**Input**

• • •

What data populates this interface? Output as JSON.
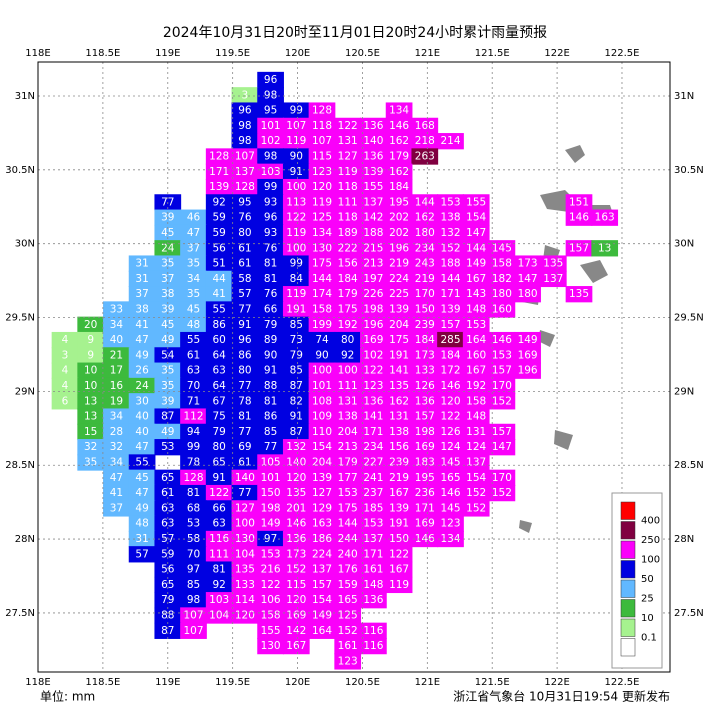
{
  "chart_data": {
    "type": "grid-map",
    "title": "2024年10月31日20时至11月01日20时24小时累计雨量预报",
    "unit_text": "单位: mm",
    "footer": "浙江省气象台 10月31日19:54 更新发布",
    "xlim": [
      118,
      122.87
    ],
    "ylim": [
      27.1,
      31.23
    ],
    "grid": true,
    "xticks": [
      {
        "value": 118,
        "label": "118E"
      },
      {
        "value": 118.5,
        "label": "118.5E"
      },
      {
        "value": 119,
        "label": "119E"
      },
      {
        "value": 119.5,
        "label": "119.5E"
      },
      {
        "value": 120,
        "label": "120E"
      },
      {
        "value": 120.5,
        "label": "120.5E"
      },
      {
        "value": 121,
        "label": "121E"
      },
      {
        "value": 121.5,
        "label": "121.5E"
      },
      {
        "value": 122,
        "label": "122E"
      },
      {
        "value": 122.5,
        "label": "122.5E"
      }
    ],
    "yticks": [
      {
        "value": 27.5,
        "label": "27.5N"
      },
      {
        "value": 28,
        "label": "28N"
      },
      {
        "value": 28.5,
        "label": "28.5N"
      },
      {
        "value": 29,
        "label": "29N"
      },
      {
        "value": 29.5,
        "label": "29.5N"
      },
      {
        "value": 30,
        "label": "30N"
      },
      {
        "value": 30.5,
        "label": "30.5N"
      },
      {
        "value": 31,
        "label": "31N"
      }
    ],
    "legend_levels": [
      0.1,
      10,
      25,
      50,
      100,
      250,
      400
    ],
    "legend_colors": [
      "#ffffff",
      "#a6f28f",
      "#3dba3d",
      "#61b8ff",
      "#0000e1",
      "#fa00fa",
      "#800040",
      "#ff0000"
    ],
    "rows": [
      [
        null,
        null,
        null,
        null,
        null,
        null,
        null,
        null,
        96
      ],
      [
        null,
        null,
        null,
        null,
        null,
        null,
        null,
        3,
        98
      ],
      [
        null,
        null,
        null,
        null,
        null,
        null,
        null,
        96,
        95,
        99,
        128,
        null,
        null,
        134
      ],
      [
        null,
        null,
        null,
        null,
        null,
        null,
        null,
        98,
        101,
        107,
        118,
        122,
        136,
        146,
        168
      ],
      [
        null,
        null,
        null,
        null,
        null,
        null,
        null,
        98,
        102,
        119,
        107,
        131,
        140,
        162,
        218,
        214
      ],
      [
        null,
        null,
        null,
        null,
        null,
        null,
        128,
        107,
        98,
        90,
        115,
        127,
        136,
        179,
        263
      ],
      [
        null,
        null,
        null,
        null,
        null,
        null,
        171,
        137,
        103,
        91,
        123,
        119,
        139,
        162
      ],
      [
        null,
        null,
        null,
        null,
        null,
        null,
        139,
        128,
        99,
        100,
        120,
        118,
        155,
        184
      ],
      [
        null,
        null,
        null,
        null,
        77,
        null,
        92,
        95,
        93,
        113,
        119,
        111,
        137,
        195,
        144,
        153,
        155,
        null,
        null,
        null,
        151
      ],
      [
        null,
        null,
        null,
        null,
        39,
        46,
        59,
        76,
        96,
        122,
        125,
        118,
        142,
        202,
        162,
        138,
        154,
        null,
        null,
        null,
        146,
        163
      ],
      [
        null,
        null,
        null,
        null,
        45,
        47,
        59,
        80,
        93,
        119,
        134,
        189,
        188,
        202,
        180,
        132,
        147
      ],
      [
        null,
        null,
        null,
        null,
        24,
        37,
        56,
        61,
        76,
        100,
        130,
        222,
        215,
        196,
        234,
        152,
        144,
        145,
        null,
        null,
        157,
        13
      ],
      [
        null,
        null,
        null,
        31,
        35,
        35,
        51,
        61,
        81,
        99,
        175,
        156,
        213,
        219,
        243,
        188,
        149,
        158,
        173,
        135
      ],
      [
        null,
        null,
        null,
        31,
        37,
        34,
        44,
        58,
        81,
        84,
        144,
        184,
        197,
        224,
        219,
        144,
        167,
        182,
        147,
        137
      ],
      [
        null,
        null,
        null,
        37,
        38,
        35,
        41,
        57,
        76,
        119,
        174,
        179,
        226,
        225,
        170,
        171,
        143,
        180,
        180,
        null,
        135
      ],
      [
        null,
        null,
        33,
        38,
        39,
        45,
        55,
        77,
        66,
        191,
        158,
        175,
        198,
        139,
        150,
        139,
        148,
        160
      ],
      [
        null,
        20,
        34,
        41,
        45,
        48,
        86,
        91,
        79,
        85,
        199,
        192,
        196,
        204,
        239,
        157,
        153
      ],
      [
        4,
        9,
        40,
        47,
        49,
        55,
        60,
        96,
        89,
        73,
        74,
        80,
        169,
        175,
        184,
        285,
        164,
        146,
        149
      ],
      [
        3,
        9,
        21,
        49,
        54,
        61,
        64,
        86,
        90,
        79,
        90,
        92,
        102,
        191,
        173,
        184,
        160,
        153,
        169
      ],
      [
        4,
        10,
        17,
        26,
        35,
        63,
        63,
        80,
        91,
        85,
        100,
        100,
        122,
        141,
        133,
        172,
        167,
        157,
        196
      ],
      [
        4,
        10,
        16,
        24,
        35,
        70,
        64,
        77,
        88,
        87,
        101,
        111,
        123,
        135,
        126,
        146,
        192,
        170
      ],
      [
        6,
        13,
        19,
        30,
        39,
        71,
        67,
        78,
        81,
        82,
        108,
        131,
        136,
        162,
        136,
        120,
        158,
        152
      ],
      [
        null,
        13,
        34,
        40,
        87,
        112,
        75,
        81,
        86,
        91,
        109,
        138,
        141,
        131,
        157,
        122,
        148
      ],
      [
        null,
        15,
        28,
        40,
        49,
        94,
        79,
        77,
        85,
        87,
        110,
        204,
        171,
        138,
        198,
        126,
        131,
        157
      ],
      [
        null,
        32,
        32,
        47,
        53,
        99,
        80,
        69,
        77,
        132,
        154,
        213,
        234,
        156,
        169,
        124,
        124,
        147
      ],
      [
        null,
        35,
        34,
        55,
        null,
        78,
        65,
        61,
        105,
        140,
        204,
        179,
        227,
        239,
        183,
        145,
        137
      ],
      [
        null,
        null,
        47,
        45,
        65,
        128,
        91,
        140,
        101,
        120,
        139,
        177,
        241,
        219,
        195,
        165,
        154,
        170
      ],
      [
        null,
        null,
        41,
        47,
        61,
        81,
        122,
        77,
        150,
        135,
        127,
        153,
        237,
        167,
        236,
        146,
        152,
        152
      ],
      [
        null,
        null,
        37,
        49,
        63,
        68,
        66,
        127,
        198,
        201,
        129,
        175,
        185,
        139,
        171,
        145,
        152
      ],
      [
        null,
        null,
        null,
        48,
        63,
        53,
        63,
        100,
        149,
        146,
        163,
        144,
        153,
        191,
        169,
        123
      ],
      [
        null,
        null,
        null,
        31,
        57,
        58,
        116,
        130,
        97,
        136,
        186,
        244,
        137,
        150,
        146,
        134
      ],
      [
        null,
        null,
        null,
        57,
        59,
        70,
        111,
        104,
        153,
        173,
        224,
        240,
        171,
        122
      ],
      [
        null,
        null,
        null,
        null,
        56,
        97,
        81,
        135,
        216,
        152,
        137,
        176,
        161,
        167
      ],
      [
        null,
        null,
        null,
        null,
        65,
        85,
        92,
        133,
        122,
        115,
        157,
        159,
        148,
        119
      ],
      [
        null,
        null,
        null,
        null,
        79,
        98,
        103,
        114,
        106,
        120,
        154,
        165,
        136
      ],
      [
        null,
        null,
        null,
        null,
        88,
        107,
        104,
        120,
        158,
        169,
        149,
        125
      ],
      [
        null,
        null,
        null,
        null,
        87,
        107,
        null,
        null,
        155,
        142,
        164,
        152,
        116
      ],
      [
        null,
        null,
        null,
        null,
        null,
        null,
        null,
        null,
        130,
        167,
        null,
        161,
        116
      ],
      [
        null,
        null,
        null,
        null,
        null,
        null,
        null,
        null,
        null,
        null,
        null,
        123
      ]
    ]
  }
}
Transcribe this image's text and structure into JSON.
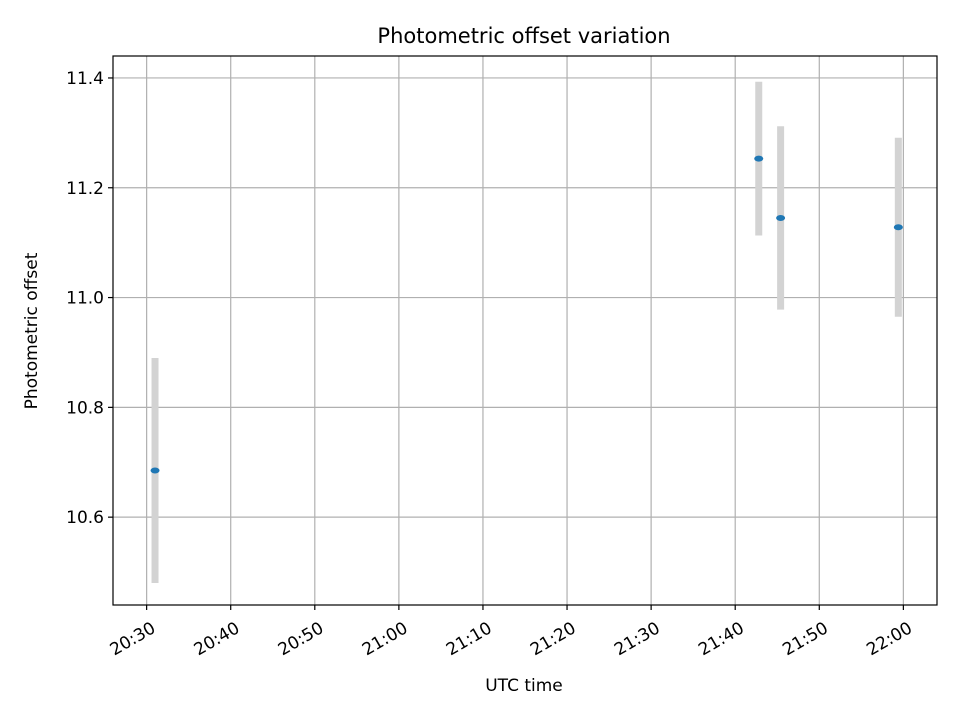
{
  "chart_data": {
    "type": "scatter",
    "title": "Photometric offset variation",
    "xlabel": "UTC time",
    "ylabel": "Photometric offset",
    "x_ticks": [
      "20:30",
      "20:40",
      "20:50",
      "21:00",
      "21:10",
      "21:20",
      "21:30",
      "21:40",
      "21:50",
      "22:00"
    ],
    "y_ticks": [
      "10.6",
      "10.8",
      "11.0",
      "11.2",
      "11.4"
    ],
    "xlim": [
      "20:26",
      "22:04"
    ],
    "ylim": [
      10.44,
      11.44
    ],
    "grid": true,
    "marker_color": "#1f77b4",
    "errorbar_color": "#d3d3d3",
    "points": [
      {
        "x": "20:31",
        "y": 10.685,
        "err": 0.205
      },
      {
        "x": "21:42.8",
        "y": 11.253,
        "err": 0.14
      },
      {
        "x": "21:45.4",
        "y": 11.145,
        "err": 0.167
      },
      {
        "x": "21:59.4",
        "y": 11.128,
        "err": 0.163
      }
    ]
  }
}
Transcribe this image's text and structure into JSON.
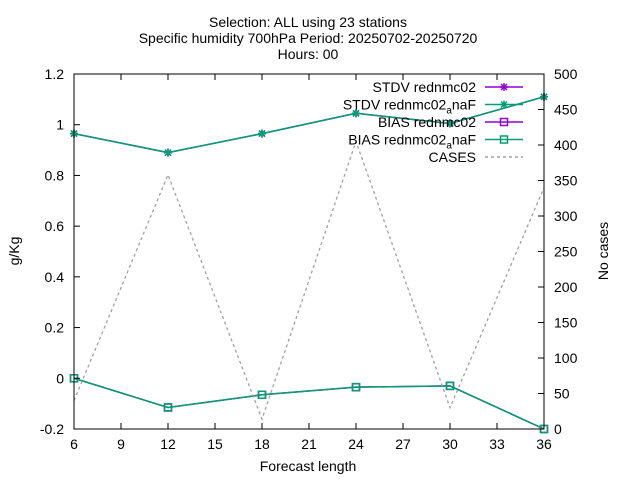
{
  "chart_data": {
    "type": "line",
    "title_lines": [
      "Selection: ALL using    23 stations",
      "Specific humidity 700hPa   Period: 20250702-20250720",
      "Hours: 00"
    ],
    "xlabel": "Forecast length",
    "ylabel": "g/Kg",
    "y2label": "No cases",
    "xlim": [
      6,
      36
    ],
    "ylim": [
      -0.2,
      1.2
    ],
    "y2lim": [
      0,
      500
    ],
    "xticks": [
      "6",
      "9",
      "12",
      "15",
      "18",
      "21",
      "24",
      "27",
      "30",
      "33",
      "36"
    ],
    "yticks": [
      "-0.2",
      "0",
      "0.2",
      "0.4",
      "0.6",
      "0.8",
      "1",
      "1.2"
    ],
    "y2ticks": [
      "0",
      "50",
      "100",
      "150",
      "200",
      "250",
      "300",
      "350",
      "400",
      "450",
      "500"
    ],
    "grid": false,
    "legend_position": "top-right",
    "series": [
      {
        "name": "STDV rednmc02",
        "label_main": "STDV rednmc02",
        "label_sub": "",
        "label_tail": "",
        "axis": "y",
        "color": "#9400d3",
        "marker": "star",
        "dash": false,
        "x": [
          6,
          12,
          18,
          24,
          30,
          36
        ],
        "y": [
          0.965,
          0.89,
          0.965,
          1.045,
          1.005,
          1.11
        ]
      },
      {
        "name": "STDV rednmc02_anaF",
        "label_main": "STDV rednmc02",
        "label_sub": "a",
        "label_tail": "naF",
        "axis": "y",
        "color": "#009e73",
        "marker": "star",
        "dash": false,
        "x": [
          6,
          12,
          18,
          24,
          30,
          36
        ],
        "y": [
          0.965,
          0.89,
          0.965,
          1.045,
          1.005,
          1.11
        ]
      },
      {
        "name": "BIAS rednmc02",
        "label_main": "BIAS rednmc02",
        "label_sub": "",
        "label_tail": "",
        "axis": "y",
        "color": "#9400d3",
        "marker": "square",
        "dash": false,
        "x": [
          6,
          12,
          18,
          24,
          30,
          36
        ],
        "y": [
          0.0,
          -0.115,
          -0.065,
          -0.035,
          -0.03,
          -0.2
        ]
      },
      {
        "name": "BIAS rednmc02_anaF",
        "label_main": "BIAS rednmc02",
        "label_sub": "a",
        "label_tail": "naF",
        "axis": "y",
        "color": "#009e73",
        "marker": "square",
        "dash": false,
        "x": [
          6,
          12,
          18,
          24,
          30,
          36
        ],
        "y": [
          0.0,
          -0.115,
          -0.065,
          -0.035,
          -0.03,
          -0.2
        ]
      },
      {
        "name": "CASES",
        "label_main": "CASES",
        "label_sub": "",
        "label_tail": "",
        "axis": "y2",
        "color": "#a0a0a0",
        "marker": "none",
        "dash": true,
        "x": [
          6,
          12,
          18,
          24,
          30,
          36
        ],
        "y": [
          40,
          358,
          14,
          405,
          30,
          340
        ]
      }
    ]
  }
}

• • •

**Task to carry out**
Gather all lines with the string "grid" from the data.

**The solution**
    "type": "grid-map",
    "grid": true,
    "grid": true,
    "grid": false,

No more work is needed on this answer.